-- begin --

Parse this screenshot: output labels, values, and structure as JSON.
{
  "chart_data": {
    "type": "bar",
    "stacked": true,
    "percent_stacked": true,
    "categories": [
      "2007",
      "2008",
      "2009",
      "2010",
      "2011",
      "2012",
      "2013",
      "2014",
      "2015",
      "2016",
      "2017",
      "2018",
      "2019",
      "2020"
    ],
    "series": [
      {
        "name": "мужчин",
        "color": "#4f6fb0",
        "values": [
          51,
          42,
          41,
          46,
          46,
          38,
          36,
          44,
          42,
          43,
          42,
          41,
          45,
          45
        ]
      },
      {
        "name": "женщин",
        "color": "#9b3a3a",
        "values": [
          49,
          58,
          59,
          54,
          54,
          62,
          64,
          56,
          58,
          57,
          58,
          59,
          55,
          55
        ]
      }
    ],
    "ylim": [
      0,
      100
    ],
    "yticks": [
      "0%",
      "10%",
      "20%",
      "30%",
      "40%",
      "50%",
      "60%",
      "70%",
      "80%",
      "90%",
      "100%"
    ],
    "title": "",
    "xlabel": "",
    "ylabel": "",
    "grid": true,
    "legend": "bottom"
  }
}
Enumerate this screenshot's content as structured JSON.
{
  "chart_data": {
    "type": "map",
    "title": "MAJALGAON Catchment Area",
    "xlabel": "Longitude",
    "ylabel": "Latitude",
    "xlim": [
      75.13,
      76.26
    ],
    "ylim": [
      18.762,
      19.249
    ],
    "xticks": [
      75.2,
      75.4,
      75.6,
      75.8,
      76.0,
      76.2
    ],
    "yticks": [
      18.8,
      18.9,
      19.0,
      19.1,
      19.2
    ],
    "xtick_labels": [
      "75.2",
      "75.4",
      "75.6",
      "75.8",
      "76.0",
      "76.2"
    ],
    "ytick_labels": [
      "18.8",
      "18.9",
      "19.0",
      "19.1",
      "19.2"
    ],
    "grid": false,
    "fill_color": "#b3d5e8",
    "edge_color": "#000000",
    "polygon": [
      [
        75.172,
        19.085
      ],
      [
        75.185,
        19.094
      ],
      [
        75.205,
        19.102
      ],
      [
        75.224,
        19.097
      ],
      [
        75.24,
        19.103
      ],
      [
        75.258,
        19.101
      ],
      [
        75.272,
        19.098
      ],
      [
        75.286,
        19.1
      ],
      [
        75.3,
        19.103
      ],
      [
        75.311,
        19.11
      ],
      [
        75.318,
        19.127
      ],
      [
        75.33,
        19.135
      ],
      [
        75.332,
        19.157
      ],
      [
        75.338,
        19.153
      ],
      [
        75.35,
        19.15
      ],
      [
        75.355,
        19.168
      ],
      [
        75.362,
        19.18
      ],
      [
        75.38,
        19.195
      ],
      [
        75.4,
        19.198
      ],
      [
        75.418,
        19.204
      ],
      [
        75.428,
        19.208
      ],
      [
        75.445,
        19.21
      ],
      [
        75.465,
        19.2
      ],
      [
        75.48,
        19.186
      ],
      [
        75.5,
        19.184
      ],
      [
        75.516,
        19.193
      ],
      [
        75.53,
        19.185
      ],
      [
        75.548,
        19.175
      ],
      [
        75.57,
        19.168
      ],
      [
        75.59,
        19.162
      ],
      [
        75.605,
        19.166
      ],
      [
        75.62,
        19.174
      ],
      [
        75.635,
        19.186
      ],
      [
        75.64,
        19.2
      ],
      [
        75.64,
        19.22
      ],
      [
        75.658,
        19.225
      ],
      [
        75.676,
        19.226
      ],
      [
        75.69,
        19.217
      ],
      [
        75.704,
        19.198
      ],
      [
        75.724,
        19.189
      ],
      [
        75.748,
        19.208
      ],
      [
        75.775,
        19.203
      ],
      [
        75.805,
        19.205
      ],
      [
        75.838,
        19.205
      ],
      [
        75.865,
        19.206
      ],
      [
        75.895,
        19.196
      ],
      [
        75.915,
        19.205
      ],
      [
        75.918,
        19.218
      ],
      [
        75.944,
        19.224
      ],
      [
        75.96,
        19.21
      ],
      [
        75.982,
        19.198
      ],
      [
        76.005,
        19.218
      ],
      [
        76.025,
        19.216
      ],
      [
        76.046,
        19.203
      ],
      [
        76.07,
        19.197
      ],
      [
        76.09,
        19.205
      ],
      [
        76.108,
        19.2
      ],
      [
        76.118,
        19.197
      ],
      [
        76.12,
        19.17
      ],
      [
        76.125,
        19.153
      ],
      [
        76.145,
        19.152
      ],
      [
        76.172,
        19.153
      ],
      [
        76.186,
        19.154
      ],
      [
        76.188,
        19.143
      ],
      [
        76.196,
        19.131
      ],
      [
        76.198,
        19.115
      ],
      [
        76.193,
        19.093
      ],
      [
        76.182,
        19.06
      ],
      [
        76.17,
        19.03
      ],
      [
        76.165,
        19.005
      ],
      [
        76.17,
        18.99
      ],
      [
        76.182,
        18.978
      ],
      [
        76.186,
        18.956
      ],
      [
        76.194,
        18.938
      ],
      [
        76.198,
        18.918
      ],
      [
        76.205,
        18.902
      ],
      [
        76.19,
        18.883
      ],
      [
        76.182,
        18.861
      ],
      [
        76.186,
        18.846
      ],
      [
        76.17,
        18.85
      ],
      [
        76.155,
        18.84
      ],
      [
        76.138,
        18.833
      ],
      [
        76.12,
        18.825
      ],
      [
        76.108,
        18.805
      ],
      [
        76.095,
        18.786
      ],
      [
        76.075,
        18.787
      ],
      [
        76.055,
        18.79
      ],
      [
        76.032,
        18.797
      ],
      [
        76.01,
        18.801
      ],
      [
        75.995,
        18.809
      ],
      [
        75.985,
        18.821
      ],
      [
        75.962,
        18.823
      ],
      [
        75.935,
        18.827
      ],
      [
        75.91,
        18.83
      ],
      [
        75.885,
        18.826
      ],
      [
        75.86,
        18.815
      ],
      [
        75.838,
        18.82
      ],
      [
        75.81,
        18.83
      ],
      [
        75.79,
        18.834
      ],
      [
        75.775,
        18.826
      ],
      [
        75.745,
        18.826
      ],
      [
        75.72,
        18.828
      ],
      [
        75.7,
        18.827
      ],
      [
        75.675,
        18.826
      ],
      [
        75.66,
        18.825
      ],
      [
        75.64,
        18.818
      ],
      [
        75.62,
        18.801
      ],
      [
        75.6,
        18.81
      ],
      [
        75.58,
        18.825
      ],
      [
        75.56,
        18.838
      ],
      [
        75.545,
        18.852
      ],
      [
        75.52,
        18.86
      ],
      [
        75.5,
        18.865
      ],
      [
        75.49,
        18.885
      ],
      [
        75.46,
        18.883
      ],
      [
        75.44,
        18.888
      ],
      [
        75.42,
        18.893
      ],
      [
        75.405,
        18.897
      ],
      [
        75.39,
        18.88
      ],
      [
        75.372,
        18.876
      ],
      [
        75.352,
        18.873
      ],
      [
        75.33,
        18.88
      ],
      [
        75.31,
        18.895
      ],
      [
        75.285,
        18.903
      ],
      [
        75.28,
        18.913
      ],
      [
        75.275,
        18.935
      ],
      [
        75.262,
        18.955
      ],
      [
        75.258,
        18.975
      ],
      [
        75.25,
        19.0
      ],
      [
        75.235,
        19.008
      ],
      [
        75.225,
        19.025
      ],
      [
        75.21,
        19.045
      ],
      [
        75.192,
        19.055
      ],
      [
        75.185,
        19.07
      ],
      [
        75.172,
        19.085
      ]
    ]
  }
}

-- end --

▶ _Task prompt_
Filter the records, keeping only lines that contain "JSON", and show those lines.

▶ _Full solution_
Parse this screenshot: output labels, values, and structure as JSON.
Enumerate this screenshot's content as structured JSON.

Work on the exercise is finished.